» **AIM**: Search the listing below for the word "color" and copy each line that holds it.

» **STORED ROWS**:

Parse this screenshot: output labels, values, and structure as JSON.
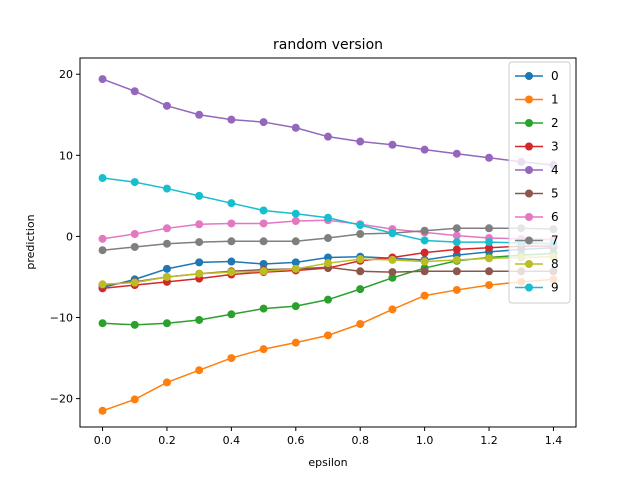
{
  "chart_data": {
    "type": "line",
    "title": "random version",
    "xlabel": "epsilon",
    "ylabel": "prediction",
    "xlim": [
      -0.07,
      1.47
    ],
    "ylim": [
      -23.5,
      22.0
    ],
    "xticks": [
      0.0,
      0.2,
      0.4,
      0.6,
      0.8,
      1.0,
      1.2,
      1.4
    ],
    "xtick_labels": [
      "0.0",
      "0.2",
      "0.4",
      "0.6",
      "0.8",
      "1.0",
      "1.2",
      "1.4"
    ],
    "yticks": [
      -20,
      -10,
      0,
      10,
      20
    ],
    "ytick_labels": [
      "−20",
      "−10",
      "0",
      "10",
      "20"
    ],
    "grid": false,
    "legend_position": "top-right",
    "x": [
      0.0,
      0.1,
      0.2,
      0.3,
      0.4,
      0.5,
      0.6,
      0.7,
      0.8,
      0.9,
      1.0,
      1.1,
      1.2,
      1.3,
      1.4
    ],
    "series": [
      {
        "name": "0",
        "color": "#1f77b4",
        "values": [
          -6.3,
          -5.3,
          -4.0,
          -3.2,
          -3.1,
          -3.4,
          -3.2,
          -2.6,
          -2.5,
          -2.7,
          -2.9,
          -2.3,
          -1.9,
          -1.6,
          -1.4
        ]
      },
      {
        "name": "1",
        "color": "#ff7f0e",
        "values": [
          -21.5,
          -20.1,
          -18.0,
          -16.5,
          -15.0,
          -13.9,
          -13.1,
          -12.2,
          -10.8,
          -9.0,
          -7.3,
          -6.6,
          -6.0,
          -5.6,
          -5.3
        ]
      },
      {
        "name": "2",
        "color": "#2ca02c",
        "values": [
          -10.7,
          -10.9,
          -10.7,
          -10.3,
          -9.6,
          -8.9,
          -8.6,
          -7.8,
          -6.5,
          -5.1,
          -3.9,
          -3.0,
          -2.6,
          -2.3,
          -2.1
        ]
      },
      {
        "name": "3",
        "color": "#d62728",
        "values": [
          -6.4,
          -6.0,
          -5.6,
          -5.2,
          -4.7,
          -4.4,
          -4.2,
          -3.9,
          -3.0,
          -2.6,
          -2.0,
          -1.6,
          -1.4,
          -1.2,
          -1.2
        ]
      },
      {
        "name": "4",
        "color": "#9467bd",
        "values": [
          19.4,
          17.9,
          16.1,
          15.0,
          14.4,
          14.1,
          13.4,
          12.3,
          11.7,
          11.3,
          10.7,
          10.2,
          9.7,
          9.2,
          8.8
        ]
      },
      {
        "name": "5",
        "color": "#8c564b",
        "values": [
          -6.0,
          -5.6,
          -5.0,
          -4.6,
          -4.3,
          -4.1,
          -4.0,
          -3.8,
          -4.3,
          -4.4,
          -4.3,
          -4.3,
          -4.3,
          -4.3,
          -4.3
        ]
      },
      {
        "name": "6",
        "color": "#e377c2",
        "values": [
          -0.3,
          0.3,
          1.0,
          1.5,
          1.6,
          1.6,
          1.9,
          2.0,
          1.5,
          0.9,
          0.5,
          0.1,
          -0.2,
          -0.3,
          -0.4
        ]
      },
      {
        "name": "7",
        "color": "#7f7f7f",
        "values": [
          -1.7,
          -1.3,
          -0.9,
          -0.7,
          -0.6,
          -0.6,
          -0.6,
          -0.2,
          0.3,
          0.4,
          0.7,
          1.0,
          1.0,
          1.0,
          0.9
        ]
      },
      {
        "name": "8",
        "color": "#bcbd22",
        "values": [
          -5.9,
          -5.7,
          -5.0,
          -4.6,
          -4.4,
          -4.3,
          -4.0,
          -3.3,
          -2.8,
          -2.9,
          -3.1,
          -2.9,
          -2.7,
          -2.6,
          -2.5
        ]
      },
      {
        "name": "9",
        "color": "#17becf",
        "values": [
          7.2,
          6.7,
          5.9,
          5.0,
          4.1,
          3.2,
          2.8,
          2.3,
          1.4,
          0.4,
          -0.5,
          -0.7,
          -0.7,
          -0.8,
          -0.9
        ]
      }
    ]
  }
}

» **RESULT BELOW**:
        "color": "#1f77b4",
        "color": "#ff7f0e",
        "color": "#2ca02c",
        "color": "#d62728",
        "color": "#9467bd",
        "color": "#8c564b",
        "color": "#e377c2",
        "color": "#7f7f7f",
        "color": "#bcbd22",
        "color": "#17becf",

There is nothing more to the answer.